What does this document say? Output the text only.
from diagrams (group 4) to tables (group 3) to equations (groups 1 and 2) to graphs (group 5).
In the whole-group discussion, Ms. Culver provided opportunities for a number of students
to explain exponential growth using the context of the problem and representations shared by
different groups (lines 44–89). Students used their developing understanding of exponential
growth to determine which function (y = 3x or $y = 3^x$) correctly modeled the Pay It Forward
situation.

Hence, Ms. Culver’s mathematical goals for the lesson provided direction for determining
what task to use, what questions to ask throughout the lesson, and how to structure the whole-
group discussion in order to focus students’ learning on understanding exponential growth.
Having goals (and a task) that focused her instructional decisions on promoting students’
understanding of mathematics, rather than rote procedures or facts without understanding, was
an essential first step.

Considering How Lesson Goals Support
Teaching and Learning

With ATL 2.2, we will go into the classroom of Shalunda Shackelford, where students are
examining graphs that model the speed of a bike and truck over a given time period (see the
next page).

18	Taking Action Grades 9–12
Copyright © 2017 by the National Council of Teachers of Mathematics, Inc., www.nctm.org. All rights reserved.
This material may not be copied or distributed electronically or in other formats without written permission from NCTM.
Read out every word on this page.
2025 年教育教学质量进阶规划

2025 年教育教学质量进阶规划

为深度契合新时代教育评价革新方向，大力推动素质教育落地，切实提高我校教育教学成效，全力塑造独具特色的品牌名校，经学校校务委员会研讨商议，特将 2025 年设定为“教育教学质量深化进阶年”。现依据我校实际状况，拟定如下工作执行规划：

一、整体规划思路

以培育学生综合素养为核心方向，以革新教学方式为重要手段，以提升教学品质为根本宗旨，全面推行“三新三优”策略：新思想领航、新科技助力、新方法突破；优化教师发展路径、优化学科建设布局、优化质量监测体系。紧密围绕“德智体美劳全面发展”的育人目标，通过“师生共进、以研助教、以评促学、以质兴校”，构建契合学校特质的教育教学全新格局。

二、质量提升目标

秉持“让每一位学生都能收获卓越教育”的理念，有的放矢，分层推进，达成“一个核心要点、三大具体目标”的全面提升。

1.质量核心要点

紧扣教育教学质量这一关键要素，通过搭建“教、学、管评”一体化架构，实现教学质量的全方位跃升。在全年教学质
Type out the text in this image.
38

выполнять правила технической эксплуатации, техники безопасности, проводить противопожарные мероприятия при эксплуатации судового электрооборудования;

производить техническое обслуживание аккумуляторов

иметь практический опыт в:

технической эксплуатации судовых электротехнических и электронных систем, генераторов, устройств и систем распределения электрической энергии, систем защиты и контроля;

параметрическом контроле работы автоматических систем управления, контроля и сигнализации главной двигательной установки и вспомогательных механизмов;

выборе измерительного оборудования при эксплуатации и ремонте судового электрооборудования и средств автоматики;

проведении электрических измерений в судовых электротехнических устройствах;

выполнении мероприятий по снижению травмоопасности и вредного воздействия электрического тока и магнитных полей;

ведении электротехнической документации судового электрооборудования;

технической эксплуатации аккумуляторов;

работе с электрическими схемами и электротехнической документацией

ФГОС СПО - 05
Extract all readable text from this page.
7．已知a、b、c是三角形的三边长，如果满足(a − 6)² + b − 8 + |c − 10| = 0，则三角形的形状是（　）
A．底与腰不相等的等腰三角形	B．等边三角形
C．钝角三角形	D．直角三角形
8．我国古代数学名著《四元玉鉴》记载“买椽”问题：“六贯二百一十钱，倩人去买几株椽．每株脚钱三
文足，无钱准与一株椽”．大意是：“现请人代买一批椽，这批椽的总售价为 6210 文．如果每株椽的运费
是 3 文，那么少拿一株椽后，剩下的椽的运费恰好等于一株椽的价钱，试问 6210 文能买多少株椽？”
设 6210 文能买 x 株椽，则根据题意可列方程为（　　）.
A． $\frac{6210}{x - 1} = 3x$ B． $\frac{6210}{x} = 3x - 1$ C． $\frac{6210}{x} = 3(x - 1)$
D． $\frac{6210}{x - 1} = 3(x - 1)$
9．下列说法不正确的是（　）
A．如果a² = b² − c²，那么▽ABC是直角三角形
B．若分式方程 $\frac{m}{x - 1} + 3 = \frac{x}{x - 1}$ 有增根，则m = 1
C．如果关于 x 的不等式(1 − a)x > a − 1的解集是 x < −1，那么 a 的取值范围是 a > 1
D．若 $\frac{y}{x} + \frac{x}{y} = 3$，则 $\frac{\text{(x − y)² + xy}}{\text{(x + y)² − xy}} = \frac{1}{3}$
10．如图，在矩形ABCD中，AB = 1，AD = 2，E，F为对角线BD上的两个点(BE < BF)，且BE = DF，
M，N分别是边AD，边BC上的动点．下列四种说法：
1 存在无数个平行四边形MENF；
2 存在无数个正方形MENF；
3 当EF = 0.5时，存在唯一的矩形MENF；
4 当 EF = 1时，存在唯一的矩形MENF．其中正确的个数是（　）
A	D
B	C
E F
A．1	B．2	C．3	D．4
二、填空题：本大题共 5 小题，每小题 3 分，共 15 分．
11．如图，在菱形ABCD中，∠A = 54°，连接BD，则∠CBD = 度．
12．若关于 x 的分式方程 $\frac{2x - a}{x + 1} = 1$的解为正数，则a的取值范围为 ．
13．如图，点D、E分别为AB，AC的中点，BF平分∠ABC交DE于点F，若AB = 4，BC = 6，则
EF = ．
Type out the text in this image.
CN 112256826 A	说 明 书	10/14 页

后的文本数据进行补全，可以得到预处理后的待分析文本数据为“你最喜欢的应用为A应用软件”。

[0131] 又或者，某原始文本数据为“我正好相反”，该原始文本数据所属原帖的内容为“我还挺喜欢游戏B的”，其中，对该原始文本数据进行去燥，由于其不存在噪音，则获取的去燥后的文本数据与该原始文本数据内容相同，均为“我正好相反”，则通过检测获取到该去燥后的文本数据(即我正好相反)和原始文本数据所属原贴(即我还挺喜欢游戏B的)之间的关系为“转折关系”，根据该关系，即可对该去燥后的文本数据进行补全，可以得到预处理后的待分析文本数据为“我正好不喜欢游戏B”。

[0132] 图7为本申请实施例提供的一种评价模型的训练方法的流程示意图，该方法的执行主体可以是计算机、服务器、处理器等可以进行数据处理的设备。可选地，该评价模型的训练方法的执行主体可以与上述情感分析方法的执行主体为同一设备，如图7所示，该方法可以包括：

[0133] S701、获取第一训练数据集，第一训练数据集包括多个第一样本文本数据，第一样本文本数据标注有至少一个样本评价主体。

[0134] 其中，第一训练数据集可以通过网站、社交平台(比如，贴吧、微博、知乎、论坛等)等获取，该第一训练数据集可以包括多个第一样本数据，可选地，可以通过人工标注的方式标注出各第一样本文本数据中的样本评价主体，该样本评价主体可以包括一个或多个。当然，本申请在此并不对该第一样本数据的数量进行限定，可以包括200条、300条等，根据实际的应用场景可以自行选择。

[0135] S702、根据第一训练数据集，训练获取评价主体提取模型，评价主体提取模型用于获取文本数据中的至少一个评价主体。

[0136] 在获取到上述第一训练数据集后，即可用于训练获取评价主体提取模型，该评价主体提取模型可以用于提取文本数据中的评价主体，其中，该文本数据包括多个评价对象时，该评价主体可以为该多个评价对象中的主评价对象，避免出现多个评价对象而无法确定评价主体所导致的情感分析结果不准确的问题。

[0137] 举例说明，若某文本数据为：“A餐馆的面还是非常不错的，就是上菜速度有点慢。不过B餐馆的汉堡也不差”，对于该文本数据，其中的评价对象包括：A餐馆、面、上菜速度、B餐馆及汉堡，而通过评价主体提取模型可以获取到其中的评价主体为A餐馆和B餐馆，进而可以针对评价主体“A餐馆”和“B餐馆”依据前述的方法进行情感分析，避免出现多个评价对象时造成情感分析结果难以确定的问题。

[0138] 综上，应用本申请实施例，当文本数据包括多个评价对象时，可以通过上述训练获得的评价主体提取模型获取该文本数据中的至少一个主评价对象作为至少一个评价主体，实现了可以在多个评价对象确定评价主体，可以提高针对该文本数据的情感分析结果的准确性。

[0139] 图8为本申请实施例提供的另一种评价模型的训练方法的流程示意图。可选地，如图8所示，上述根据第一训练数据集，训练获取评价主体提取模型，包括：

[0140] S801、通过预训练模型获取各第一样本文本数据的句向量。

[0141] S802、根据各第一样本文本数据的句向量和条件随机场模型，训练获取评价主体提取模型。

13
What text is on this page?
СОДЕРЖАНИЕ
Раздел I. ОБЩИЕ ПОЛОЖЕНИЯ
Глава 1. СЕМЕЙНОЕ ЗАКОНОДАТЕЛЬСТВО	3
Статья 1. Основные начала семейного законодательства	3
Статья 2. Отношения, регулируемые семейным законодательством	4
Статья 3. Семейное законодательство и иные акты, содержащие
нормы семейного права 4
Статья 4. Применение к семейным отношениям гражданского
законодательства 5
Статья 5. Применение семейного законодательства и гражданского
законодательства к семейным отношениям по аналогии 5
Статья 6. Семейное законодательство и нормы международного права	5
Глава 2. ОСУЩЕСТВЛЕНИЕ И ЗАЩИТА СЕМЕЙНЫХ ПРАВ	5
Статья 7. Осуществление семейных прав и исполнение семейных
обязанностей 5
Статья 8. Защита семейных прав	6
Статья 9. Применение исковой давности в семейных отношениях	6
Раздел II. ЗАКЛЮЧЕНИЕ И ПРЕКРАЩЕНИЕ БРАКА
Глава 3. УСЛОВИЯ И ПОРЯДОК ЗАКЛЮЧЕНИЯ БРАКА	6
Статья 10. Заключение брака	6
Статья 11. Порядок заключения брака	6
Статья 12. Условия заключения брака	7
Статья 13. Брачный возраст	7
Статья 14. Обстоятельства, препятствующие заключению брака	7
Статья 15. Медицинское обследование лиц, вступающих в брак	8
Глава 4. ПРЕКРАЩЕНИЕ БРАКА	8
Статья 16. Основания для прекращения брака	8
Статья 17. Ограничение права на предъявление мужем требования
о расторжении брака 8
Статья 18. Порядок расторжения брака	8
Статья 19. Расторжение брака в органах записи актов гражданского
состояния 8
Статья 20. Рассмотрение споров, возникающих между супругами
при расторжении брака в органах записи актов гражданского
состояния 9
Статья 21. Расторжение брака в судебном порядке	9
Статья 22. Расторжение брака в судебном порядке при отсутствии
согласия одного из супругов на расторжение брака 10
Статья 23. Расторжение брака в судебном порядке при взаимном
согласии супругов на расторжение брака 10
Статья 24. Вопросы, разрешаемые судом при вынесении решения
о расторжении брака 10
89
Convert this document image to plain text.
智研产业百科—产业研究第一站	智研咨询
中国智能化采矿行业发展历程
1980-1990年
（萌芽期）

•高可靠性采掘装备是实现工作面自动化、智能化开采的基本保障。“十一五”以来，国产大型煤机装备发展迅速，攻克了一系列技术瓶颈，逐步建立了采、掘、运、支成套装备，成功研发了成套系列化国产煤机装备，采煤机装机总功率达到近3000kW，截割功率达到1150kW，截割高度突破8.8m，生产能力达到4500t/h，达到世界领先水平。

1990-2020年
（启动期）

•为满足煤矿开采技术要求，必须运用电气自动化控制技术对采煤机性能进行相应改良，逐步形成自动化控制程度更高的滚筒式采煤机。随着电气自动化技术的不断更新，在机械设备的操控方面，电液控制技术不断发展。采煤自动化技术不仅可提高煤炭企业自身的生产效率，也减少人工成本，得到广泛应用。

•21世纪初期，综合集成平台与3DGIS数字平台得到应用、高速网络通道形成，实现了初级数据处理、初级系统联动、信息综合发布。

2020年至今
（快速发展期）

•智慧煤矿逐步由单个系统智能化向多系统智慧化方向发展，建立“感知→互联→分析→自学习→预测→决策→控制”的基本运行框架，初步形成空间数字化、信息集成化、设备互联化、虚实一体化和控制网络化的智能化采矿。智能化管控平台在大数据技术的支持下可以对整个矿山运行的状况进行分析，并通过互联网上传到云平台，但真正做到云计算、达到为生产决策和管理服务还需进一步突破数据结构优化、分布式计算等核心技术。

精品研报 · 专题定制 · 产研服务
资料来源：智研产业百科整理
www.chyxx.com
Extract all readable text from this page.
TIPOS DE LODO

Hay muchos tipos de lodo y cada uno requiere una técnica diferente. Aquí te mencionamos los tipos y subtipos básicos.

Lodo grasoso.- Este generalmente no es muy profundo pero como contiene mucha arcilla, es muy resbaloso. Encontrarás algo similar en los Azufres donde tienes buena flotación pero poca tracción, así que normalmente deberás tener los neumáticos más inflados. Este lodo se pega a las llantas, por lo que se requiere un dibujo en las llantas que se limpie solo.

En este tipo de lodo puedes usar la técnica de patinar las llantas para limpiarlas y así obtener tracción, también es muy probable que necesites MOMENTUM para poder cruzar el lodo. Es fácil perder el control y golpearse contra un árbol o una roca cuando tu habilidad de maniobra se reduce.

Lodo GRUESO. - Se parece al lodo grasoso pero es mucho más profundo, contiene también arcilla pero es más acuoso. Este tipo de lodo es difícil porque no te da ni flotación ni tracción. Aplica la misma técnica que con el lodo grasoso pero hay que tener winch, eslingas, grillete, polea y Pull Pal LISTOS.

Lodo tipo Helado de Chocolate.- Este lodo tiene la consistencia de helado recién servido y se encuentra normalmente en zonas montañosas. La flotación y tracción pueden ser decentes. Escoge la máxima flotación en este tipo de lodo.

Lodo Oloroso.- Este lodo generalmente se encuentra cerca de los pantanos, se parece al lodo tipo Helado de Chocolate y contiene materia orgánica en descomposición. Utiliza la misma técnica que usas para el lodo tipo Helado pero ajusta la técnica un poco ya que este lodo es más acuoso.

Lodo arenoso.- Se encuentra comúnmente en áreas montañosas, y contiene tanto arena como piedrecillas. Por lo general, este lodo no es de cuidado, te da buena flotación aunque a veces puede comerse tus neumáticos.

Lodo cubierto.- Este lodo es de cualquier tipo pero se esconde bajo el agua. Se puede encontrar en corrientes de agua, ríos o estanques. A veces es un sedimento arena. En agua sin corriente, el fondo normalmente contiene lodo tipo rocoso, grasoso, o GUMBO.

[Task description]: Sift the material for lines with the string "Применение". Copy each one found.

[Worked answer]:
Статья 4. Применение к семейным отношениям гражданского
Статья 5. Применение семейного законодательства и гражданского
Статья 9. Применение исковой давности в семейных отношениях	6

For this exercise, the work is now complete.